» Directive:
Provide an exact reproduction of every entry.

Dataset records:
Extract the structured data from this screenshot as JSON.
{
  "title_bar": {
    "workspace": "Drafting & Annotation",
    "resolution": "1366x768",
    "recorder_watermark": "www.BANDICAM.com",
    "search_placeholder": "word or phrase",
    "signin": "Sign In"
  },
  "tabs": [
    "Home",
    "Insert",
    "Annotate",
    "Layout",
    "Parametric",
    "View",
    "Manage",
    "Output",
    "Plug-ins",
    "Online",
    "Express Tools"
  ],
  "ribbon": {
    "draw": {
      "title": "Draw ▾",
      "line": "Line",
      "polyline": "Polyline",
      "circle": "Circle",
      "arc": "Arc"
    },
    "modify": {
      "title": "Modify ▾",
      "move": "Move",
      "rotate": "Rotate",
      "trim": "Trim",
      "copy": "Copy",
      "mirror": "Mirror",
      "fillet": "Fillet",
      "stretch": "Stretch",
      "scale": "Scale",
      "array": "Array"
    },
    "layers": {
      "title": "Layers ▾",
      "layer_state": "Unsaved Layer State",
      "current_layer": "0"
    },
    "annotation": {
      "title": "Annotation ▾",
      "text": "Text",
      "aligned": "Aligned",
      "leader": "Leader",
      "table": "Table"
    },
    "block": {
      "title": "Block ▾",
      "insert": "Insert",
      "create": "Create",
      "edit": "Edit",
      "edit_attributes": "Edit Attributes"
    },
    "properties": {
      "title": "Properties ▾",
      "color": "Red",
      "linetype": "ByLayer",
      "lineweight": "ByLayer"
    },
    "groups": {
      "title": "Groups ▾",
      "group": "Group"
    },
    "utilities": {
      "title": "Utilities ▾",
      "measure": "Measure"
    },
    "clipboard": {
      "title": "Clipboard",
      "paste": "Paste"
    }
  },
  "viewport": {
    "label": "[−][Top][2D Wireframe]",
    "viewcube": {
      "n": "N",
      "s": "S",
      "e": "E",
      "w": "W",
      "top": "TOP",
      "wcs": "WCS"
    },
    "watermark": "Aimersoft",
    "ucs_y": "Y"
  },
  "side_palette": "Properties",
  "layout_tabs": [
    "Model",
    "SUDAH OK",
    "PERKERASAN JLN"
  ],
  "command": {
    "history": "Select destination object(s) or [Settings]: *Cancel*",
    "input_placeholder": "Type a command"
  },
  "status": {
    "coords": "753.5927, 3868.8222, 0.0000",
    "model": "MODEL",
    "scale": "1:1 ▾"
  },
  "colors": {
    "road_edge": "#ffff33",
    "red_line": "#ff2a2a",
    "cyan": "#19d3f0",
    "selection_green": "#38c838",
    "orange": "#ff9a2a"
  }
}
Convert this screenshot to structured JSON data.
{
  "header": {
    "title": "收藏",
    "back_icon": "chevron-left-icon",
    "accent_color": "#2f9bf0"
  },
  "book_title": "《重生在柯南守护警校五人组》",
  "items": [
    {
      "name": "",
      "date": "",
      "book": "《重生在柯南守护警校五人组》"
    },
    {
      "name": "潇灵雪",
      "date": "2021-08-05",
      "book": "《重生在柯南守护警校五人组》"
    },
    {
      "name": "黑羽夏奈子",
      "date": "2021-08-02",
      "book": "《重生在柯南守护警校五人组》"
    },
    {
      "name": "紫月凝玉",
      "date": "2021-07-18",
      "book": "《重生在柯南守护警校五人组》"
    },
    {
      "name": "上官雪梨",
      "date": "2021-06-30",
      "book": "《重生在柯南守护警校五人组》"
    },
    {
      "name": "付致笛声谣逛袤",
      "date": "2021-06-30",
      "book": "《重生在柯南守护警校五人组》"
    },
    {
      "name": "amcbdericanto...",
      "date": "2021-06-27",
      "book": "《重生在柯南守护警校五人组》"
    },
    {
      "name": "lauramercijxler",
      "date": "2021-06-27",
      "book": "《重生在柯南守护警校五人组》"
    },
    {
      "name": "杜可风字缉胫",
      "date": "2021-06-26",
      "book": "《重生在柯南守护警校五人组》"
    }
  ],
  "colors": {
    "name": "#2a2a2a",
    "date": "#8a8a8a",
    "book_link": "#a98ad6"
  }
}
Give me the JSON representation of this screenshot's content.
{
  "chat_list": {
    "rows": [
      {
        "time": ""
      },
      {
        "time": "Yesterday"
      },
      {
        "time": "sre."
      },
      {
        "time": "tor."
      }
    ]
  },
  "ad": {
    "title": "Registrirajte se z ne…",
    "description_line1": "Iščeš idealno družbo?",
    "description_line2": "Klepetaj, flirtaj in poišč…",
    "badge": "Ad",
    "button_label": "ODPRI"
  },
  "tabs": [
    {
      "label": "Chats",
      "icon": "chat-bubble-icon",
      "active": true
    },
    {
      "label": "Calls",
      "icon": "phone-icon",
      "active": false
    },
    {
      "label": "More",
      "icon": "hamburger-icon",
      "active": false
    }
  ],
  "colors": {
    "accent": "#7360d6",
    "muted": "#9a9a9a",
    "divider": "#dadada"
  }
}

» Solution to the problem:
Extract the structured data from this screenshot as JSON.
{
  "title_bar": {
    "workspace": "Drafting & Annotation",
    "resolution": "1366x768",
    "recorder_watermark": "www.BANDICAM.com",
    "search_placeholder": "word or phrase",
    "signin": "Sign In"
  },
  "tabs": [
    "Home",
    "Insert",
    "Annotate",
    "Layout",
    "Parametric",
    "View",
    "Manage",
    "Output",
    "Plug-ins",
    "Online",
    "Express Tools"
  ],
  "ribbon": {
    "draw": {
      "title": "Draw ▾",
      "line": "Line",
      "polyline": "Polyline",
      "circle": "Circle",
      "arc": "Arc"
    },
    "modify": {
      "title": "Modify ▾",
      "move": "Move",
      "rotate": "Rotate",
      "trim": "Trim",
      "copy": "Copy",
      "mirror": "Mirror",
      "fillet": "Fillet",
      "stretch": "Stretch",
      "scale": "Scale",
      "array": "Array"
    },
    "layers": {
      "title": "Layers ▾",
      "layer_state": "Unsaved Layer State",
      "current_layer": "0"
    },
    "annotation": {
      "title": "Annotation ▾",
      "text": "Text",
      "aligned": "Aligned",
      "leader": "Leader",
      "table": "Table"
    },
    "block": {
      "title": "Block ▾",
      "insert": "Insert",
      "create": "Create",
      "edit": "Edit",
      "edit_attributes": "Edit Attributes"
    },
    "properties": {
      "title": "Properties ▾",
      "color": "Red",
      "linetype": "ByLayer",
      "lineweight": "ByLayer"
    },
    "groups": {
      "title": "Groups ▾",
      "group": "Group"
    },
    "utilities": {
      "title": "Utilities ▾",
      "measure": "Measure"
    },
    "clipboard": {
      "title": "Clipboard",
      "paste": "Paste"
    }
  },
  "viewport": {
    "label": "[−][Top][2D Wireframe]",
    "viewcube": {
      "n": "N",
      "s": "S",
      "e": "E",
      "w": "W",
      "top": "TOP",
      "wcs": "WCS"
    },
    "watermark": "Aimersoft",
    "ucs_y": "Y"
  },
  "side_palette": "Properties",
  "layout_tabs": [
    "Model",
    "SUDAH OK",
    "PERKERASAN JLN"
  ],
  "command": {
    "history": "Select destination object(s) or [Settings]: *Cancel*",
    "input_placeholder": "Type a command"
  },
  "status": {
    "coords": "753.5927, 3868.8222, 0.0000",
    "model": "MODEL",
    "scale": "1:1 ▾"
  },
  "colors": {
    "road_edge": "#ffff33",
    "red_line": "#ff2a2a",
    "cyan": "#19d3f0",
    "selection_green": "#38c838",
    "orange": "#ff9a2a"
  }
}
Convert this screenshot to structured JSON data.
{
  "header": {
    "title": "收藏",
    "back_icon": "chevron-left-icon",
    "accent_color": "#2f9bf0"
  },
  "book_title": "《重生在柯南守护警校五人组》",
  "items": [
    {
      "name": "",
      "date": "",
      "book": "《重生在柯南守护警校五人组》"
    },
    {
      "name": "潇灵雪",
      "date": "2021-08-05",
      "book": "《重生在柯南守护警校五人组》"
    },
    {
      "name": "黑羽夏奈子",
      "date": "2021-08-02",
      "book": "《重生在柯南守护警校五人组》"
    },
    {
      "name": "紫月凝玉",
      "date": "2021-07-18",
      "book": "《重生在柯南守护警校五人组》"
    },
    {
      "name": "上官雪梨",
      "date": "2021-06-30",
      "book": "《重生在柯南守护警校五人组》"
    },
    {
      "name": "付致笛声谣逛袤",
      "date": "2021-06-30",
      "book": "《重生在柯南守护警校五人组》"
    },
    {
      "name": "amcbdericanto...",
      "date": "2021-06-27",
      "book": "《重生在柯南守护警校五人组》"
    },
    {
      "name": "lauramercijxler",
      "date": "2021-06-27",
      "book": "《重生在柯南守护警校五人组》"
    },
    {
      "name": "杜可风字缉胫",
      "date": "2021-06-26",
      "book": "《重生在柯南守护警校五人组》"
    }
  ],
  "colors": {
    "name": "#2a2a2a",
    "date": "#8a8a8a",
    "book_link": "#a98ad6"
  }
}
Give me the JSON representation of this screenshot's content.
{
  "chat_list": {
    "rows": [
      {
        "time": ""
      },
      {
        "time": "Yesterday"
      },
      {
        "time": "sre."
      },
      {
        "time": "tor."
      }
    ]
  },
  "ad": {
    "title": "Registrirajte se z ne…",
    "description_line1": "Iščeš idealno družbo?",
    "description_line2": "Klepetaj, flirtaj in poišč…",
    "badge": "Ad",
    "button_label": "ODPRI"
  },
  "tabs": [
    {
      "label": "Chats",
      "icon": "chat-bubble-icon",
      "active": true
    },
    {
      "label": "Calls",
      "icon": "phone-icon",
      "active": false
    },
    {
      "label": "More",
      "icon": "hamburger-icon",
      "active": false
    }
  ],
  "colors": {
    "accent": "#7360d6",
    "muted": "#9a9a9a",
    "divider": "#dadada"
  }
}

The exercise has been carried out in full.